(Text shown):

Breakfast under the stars
Despite a sluggish start, the BBC's new early morning show
could set the mould for breakfast TV news.
The Big Breakfast, launched on September 29 1992 at 7.00am,
captured the moment of sunrise, with the sun in the relationship
sign of Libra next to giant Jupiter. Its success has always
depended on charisma and sexual chemistry between presenters, and
its steamy Moon-Venus conjunction in Scorpio reflects those
infamous interviews in bed.
But the show is in ratings trouble, and the death of Paula
Yates, its first presenter, casts a shadow. An eclipse on its
Mars in July, plus revolutionary Uranus contacts, suggest a
transform-or-bust scenario. Johnny Vaughan (July 16 1966), a
Cancerian with a motor-mouth Leo Mercury, is wisely leaving at
the end of the year. He is following the promptings of his 12-
year Jupiter cycle, freeing him for bigger and better things.

Entries taken from a collection:

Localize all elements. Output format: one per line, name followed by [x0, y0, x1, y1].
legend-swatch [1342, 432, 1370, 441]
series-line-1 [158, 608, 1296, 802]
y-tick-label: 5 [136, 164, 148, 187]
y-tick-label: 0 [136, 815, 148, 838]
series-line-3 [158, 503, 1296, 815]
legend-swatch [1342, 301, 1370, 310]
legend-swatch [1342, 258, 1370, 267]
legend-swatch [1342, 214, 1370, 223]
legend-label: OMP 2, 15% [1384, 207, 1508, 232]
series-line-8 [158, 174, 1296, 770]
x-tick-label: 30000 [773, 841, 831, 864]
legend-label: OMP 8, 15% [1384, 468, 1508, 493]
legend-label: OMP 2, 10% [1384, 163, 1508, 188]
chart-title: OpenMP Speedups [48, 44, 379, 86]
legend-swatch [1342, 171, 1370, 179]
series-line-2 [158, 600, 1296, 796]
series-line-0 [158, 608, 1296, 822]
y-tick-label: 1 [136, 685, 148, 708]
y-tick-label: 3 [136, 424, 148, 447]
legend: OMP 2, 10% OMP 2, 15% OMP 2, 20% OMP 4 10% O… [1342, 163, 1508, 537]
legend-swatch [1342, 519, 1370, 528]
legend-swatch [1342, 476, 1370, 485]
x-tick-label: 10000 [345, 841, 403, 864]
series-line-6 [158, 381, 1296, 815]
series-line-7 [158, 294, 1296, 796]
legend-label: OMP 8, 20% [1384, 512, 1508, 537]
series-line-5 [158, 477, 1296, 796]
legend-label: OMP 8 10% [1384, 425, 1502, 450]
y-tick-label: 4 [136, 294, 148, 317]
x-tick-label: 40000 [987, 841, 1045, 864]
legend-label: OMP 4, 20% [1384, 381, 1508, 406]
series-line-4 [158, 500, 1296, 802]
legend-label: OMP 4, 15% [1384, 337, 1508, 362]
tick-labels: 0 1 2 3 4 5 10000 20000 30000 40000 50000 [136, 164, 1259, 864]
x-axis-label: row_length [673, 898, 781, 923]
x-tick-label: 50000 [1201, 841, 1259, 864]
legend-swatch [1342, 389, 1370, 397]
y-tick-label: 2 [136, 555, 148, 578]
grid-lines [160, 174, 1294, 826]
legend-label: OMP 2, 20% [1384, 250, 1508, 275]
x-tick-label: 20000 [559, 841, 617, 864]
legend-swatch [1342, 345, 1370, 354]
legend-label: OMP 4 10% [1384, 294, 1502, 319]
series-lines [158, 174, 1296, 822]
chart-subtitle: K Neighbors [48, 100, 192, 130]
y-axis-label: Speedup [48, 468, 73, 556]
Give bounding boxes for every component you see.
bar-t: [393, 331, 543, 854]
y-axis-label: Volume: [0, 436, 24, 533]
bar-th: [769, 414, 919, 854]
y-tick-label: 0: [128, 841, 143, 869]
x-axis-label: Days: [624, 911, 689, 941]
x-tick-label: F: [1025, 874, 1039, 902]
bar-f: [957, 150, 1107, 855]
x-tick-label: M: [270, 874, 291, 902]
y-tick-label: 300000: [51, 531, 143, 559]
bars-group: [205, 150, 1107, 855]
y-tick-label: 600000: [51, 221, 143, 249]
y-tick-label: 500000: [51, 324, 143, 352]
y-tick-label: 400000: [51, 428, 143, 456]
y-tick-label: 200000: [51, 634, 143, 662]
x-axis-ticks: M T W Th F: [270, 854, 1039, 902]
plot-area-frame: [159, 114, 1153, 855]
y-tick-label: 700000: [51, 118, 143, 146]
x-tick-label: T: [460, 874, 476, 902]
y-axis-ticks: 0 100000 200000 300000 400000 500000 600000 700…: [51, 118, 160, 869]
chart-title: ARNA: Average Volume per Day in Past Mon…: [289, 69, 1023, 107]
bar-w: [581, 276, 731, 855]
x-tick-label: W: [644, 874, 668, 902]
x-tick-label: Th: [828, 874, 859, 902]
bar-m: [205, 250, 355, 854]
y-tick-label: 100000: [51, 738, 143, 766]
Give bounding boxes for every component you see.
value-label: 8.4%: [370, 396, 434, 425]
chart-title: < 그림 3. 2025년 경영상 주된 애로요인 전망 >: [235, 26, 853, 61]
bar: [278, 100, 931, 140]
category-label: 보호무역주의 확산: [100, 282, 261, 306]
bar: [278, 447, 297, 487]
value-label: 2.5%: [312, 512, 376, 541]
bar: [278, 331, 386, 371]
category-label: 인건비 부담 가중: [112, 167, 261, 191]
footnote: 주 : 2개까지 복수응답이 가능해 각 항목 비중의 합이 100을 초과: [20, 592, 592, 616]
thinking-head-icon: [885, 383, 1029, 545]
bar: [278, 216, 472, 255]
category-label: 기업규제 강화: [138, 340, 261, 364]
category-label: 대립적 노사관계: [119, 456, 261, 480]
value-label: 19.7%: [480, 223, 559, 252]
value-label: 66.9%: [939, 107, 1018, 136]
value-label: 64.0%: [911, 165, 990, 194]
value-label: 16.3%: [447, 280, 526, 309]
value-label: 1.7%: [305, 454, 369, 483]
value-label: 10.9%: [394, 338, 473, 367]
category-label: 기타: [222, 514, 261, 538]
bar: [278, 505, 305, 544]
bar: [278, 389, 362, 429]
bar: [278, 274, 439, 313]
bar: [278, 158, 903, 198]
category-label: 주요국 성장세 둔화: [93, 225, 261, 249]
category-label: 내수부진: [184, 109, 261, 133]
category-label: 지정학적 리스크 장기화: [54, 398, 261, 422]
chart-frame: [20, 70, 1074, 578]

(Instructions):
**1)** According to the breakfast television horoscope, why is Johnny Vaughan wise to leave at the end of the year? Answer in one to three sentences.
**2)** Pick up the breakfast television horoscope after its final sentence and carry it on.

(Answers by task):
**1)** He is following the promptings of his 12-year Jupiter cycle, which frees him for bigger and better things.

**2)**
Going back to the past with Denise Van Outen was precisely the
wrong way to do Uranus. Channel 4 may try another rejig of
presenters, but this is not enough. It needs a new format and
that must include a move out of the Big Breakfast house. If there
is no big change by the time of the Sun's square to Uranus in
July and August 2001, Big Breakfast will be out to lunch.
The BBC's new Breakfast show is news, not entertainment.
Launched October 2 2000 at 6.00am, it is another Libran, anchored
in a male-female duo. On first impressions, it looked a dodo.
There was a lack of synchronisation and Jeremy Bowen and Sophie
Raworth were faltering and stiff. But let's trust astrology. The
launch horoscope shows a big-picture Sagittarian Moon, placed
exactly on Saturn in the BBC's incorporation horoscope, and
playing to its strength as the nation's voice of authority. The
Moon also falls on the current Jupiter-Pluto axis, which is
shaking up the whole of media. The three-way split screen, with
continuous text updates, is more radical than it seems. The Moon
is joined with silent Pluto in the communication zone of the
horoscope, and viewers can get all the news they need, at a
glance, with the sound turned down. It's a slow starter and it
could be hammered by the critics, but given time and faith, it
will set the mould for breakfast TV news.